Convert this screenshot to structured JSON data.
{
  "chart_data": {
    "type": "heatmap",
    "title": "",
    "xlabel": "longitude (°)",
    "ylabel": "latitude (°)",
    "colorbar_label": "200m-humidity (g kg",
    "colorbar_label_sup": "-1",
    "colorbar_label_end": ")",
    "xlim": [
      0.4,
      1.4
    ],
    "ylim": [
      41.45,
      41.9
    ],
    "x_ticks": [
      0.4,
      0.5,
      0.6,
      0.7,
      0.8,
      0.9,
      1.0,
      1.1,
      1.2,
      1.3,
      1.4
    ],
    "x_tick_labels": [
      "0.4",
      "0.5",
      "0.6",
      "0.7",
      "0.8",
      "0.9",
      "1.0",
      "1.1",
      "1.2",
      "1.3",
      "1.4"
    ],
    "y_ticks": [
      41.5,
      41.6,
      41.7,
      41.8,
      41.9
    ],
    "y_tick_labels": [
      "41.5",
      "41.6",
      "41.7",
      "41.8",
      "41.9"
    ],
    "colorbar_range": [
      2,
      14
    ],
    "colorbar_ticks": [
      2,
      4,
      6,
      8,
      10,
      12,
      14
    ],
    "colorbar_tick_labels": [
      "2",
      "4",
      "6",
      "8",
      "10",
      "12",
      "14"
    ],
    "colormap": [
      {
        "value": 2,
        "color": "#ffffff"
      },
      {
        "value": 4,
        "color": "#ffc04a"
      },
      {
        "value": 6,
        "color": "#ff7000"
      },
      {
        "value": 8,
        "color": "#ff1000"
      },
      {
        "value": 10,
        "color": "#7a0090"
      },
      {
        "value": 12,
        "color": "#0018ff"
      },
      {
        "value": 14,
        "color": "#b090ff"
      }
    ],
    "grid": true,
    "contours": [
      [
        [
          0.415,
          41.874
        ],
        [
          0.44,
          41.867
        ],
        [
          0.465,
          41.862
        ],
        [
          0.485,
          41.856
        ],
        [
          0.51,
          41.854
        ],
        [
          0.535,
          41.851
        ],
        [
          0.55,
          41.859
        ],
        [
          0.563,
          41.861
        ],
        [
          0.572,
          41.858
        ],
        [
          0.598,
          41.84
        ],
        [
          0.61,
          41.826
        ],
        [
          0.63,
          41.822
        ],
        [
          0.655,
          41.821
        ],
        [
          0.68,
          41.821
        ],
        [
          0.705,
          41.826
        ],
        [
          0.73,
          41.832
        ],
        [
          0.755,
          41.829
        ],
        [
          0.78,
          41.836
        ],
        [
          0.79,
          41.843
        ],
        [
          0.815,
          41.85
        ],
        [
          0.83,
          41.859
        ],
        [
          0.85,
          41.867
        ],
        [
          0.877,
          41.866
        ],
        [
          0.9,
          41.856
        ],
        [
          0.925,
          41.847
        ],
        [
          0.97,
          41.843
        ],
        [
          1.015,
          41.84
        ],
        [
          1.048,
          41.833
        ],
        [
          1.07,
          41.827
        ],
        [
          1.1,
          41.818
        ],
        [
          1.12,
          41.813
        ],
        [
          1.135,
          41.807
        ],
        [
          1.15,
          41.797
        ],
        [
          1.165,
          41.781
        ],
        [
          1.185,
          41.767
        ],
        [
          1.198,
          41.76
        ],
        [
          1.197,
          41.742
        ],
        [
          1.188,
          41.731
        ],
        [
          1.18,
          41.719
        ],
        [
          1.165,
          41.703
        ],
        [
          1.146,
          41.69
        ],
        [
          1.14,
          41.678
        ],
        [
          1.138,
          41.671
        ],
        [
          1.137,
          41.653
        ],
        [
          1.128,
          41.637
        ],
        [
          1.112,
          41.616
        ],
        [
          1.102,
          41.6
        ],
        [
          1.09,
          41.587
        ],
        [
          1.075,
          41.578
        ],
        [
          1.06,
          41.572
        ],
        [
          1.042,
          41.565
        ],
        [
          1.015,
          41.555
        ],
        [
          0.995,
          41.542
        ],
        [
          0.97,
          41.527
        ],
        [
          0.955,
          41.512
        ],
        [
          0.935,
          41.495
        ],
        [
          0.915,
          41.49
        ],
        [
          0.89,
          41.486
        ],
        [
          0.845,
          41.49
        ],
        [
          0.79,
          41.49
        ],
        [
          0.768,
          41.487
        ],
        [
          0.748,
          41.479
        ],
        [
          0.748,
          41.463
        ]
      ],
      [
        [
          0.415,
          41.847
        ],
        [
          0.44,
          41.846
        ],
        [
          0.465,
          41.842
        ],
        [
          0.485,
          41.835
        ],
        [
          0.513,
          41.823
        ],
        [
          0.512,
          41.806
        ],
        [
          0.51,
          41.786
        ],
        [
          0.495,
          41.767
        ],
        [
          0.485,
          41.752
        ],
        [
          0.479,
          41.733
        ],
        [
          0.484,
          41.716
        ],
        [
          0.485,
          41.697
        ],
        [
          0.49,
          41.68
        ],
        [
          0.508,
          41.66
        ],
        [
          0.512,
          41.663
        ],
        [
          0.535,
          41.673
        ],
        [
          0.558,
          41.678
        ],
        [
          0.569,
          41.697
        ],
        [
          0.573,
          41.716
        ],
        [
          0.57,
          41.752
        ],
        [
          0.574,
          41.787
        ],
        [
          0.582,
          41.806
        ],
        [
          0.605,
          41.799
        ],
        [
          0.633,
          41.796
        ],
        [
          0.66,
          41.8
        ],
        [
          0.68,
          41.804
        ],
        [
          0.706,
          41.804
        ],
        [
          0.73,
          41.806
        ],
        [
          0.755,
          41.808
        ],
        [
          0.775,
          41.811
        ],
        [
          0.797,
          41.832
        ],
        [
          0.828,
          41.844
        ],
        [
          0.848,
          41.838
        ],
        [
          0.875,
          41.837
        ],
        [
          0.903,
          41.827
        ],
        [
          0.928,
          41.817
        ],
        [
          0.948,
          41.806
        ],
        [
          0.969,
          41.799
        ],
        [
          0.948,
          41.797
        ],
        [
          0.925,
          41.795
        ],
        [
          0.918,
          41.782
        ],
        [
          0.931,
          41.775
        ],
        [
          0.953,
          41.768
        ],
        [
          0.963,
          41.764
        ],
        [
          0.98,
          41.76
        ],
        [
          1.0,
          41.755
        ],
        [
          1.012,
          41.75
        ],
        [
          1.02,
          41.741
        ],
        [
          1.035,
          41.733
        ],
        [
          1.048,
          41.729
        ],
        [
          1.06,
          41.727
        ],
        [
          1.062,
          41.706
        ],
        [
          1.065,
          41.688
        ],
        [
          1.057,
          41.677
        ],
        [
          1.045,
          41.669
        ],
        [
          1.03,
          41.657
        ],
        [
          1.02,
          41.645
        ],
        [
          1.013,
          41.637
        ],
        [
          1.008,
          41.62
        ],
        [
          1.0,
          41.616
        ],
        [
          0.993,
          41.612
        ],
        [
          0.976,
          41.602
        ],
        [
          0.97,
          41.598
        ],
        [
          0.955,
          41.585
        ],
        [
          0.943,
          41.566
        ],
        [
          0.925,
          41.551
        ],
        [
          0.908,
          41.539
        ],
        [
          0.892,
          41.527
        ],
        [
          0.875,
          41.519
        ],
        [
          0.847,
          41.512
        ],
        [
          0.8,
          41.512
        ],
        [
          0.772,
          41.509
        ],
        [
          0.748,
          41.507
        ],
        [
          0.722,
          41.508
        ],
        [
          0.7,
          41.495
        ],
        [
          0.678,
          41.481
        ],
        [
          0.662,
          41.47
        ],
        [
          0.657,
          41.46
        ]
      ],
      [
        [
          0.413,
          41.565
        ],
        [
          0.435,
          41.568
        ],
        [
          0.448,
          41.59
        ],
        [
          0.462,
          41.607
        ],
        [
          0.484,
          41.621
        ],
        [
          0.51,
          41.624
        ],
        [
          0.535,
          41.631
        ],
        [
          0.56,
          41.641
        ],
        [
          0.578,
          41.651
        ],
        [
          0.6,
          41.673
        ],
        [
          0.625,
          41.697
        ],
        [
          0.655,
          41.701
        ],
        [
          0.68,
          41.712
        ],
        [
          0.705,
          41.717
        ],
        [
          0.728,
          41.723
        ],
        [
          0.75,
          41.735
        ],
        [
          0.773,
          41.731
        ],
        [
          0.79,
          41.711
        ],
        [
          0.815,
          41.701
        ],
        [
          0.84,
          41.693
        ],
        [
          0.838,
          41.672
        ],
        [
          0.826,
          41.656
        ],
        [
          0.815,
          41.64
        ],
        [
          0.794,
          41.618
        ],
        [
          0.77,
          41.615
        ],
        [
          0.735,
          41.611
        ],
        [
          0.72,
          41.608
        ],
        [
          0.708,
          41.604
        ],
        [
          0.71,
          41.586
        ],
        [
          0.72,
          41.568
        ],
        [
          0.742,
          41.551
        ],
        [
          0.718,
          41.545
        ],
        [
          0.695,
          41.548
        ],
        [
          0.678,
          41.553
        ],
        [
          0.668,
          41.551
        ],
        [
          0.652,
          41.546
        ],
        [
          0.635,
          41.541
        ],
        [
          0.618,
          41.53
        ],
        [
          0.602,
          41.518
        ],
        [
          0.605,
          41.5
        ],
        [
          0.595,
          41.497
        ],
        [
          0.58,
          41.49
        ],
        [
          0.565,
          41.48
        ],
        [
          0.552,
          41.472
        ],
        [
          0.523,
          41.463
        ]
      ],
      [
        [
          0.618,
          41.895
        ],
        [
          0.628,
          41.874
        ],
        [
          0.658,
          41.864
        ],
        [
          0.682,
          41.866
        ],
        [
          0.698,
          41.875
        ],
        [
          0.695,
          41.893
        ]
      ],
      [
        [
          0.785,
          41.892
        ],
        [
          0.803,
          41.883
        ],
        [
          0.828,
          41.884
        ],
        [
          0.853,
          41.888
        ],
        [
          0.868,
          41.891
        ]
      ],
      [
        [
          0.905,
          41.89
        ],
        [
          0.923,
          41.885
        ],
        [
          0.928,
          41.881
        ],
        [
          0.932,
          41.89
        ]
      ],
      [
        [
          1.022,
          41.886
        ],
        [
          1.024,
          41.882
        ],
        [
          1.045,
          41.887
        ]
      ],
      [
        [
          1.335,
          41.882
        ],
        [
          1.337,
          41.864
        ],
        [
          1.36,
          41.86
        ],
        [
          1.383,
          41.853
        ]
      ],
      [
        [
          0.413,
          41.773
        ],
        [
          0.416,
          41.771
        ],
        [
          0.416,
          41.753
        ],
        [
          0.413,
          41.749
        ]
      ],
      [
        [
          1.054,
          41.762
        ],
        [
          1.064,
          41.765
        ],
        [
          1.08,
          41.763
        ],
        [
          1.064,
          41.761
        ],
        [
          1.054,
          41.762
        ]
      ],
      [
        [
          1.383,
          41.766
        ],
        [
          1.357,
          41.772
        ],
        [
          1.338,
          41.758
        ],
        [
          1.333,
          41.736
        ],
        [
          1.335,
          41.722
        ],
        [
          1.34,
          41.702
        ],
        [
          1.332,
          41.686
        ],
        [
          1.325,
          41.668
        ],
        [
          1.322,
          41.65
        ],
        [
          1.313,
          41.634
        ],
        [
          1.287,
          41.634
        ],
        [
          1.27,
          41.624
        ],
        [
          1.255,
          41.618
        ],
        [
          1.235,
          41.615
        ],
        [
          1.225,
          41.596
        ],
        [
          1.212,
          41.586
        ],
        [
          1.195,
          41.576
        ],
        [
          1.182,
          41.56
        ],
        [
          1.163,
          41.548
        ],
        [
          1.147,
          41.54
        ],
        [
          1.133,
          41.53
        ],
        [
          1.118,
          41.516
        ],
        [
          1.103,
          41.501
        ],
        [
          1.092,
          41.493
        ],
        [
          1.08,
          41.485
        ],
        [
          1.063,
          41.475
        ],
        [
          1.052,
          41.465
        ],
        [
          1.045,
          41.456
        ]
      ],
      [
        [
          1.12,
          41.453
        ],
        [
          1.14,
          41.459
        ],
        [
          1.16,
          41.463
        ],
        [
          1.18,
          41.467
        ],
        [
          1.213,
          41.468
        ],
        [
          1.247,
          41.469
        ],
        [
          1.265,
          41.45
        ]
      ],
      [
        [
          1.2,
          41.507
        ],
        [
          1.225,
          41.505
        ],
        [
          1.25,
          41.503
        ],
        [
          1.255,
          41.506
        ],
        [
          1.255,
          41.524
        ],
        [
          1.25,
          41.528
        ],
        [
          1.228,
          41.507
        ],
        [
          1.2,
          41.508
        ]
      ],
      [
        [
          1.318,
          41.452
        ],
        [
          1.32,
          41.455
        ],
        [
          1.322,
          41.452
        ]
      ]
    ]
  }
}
_ _ _
_REQUEST_.
Each line holding "value" must be found and copied.

_COMPLETE ANSWER_.
        "value": 2,
        "value": 4,
        "value": 6,
        "value": 8,
        "value": 10,
        "value": 12,
        "value": 14,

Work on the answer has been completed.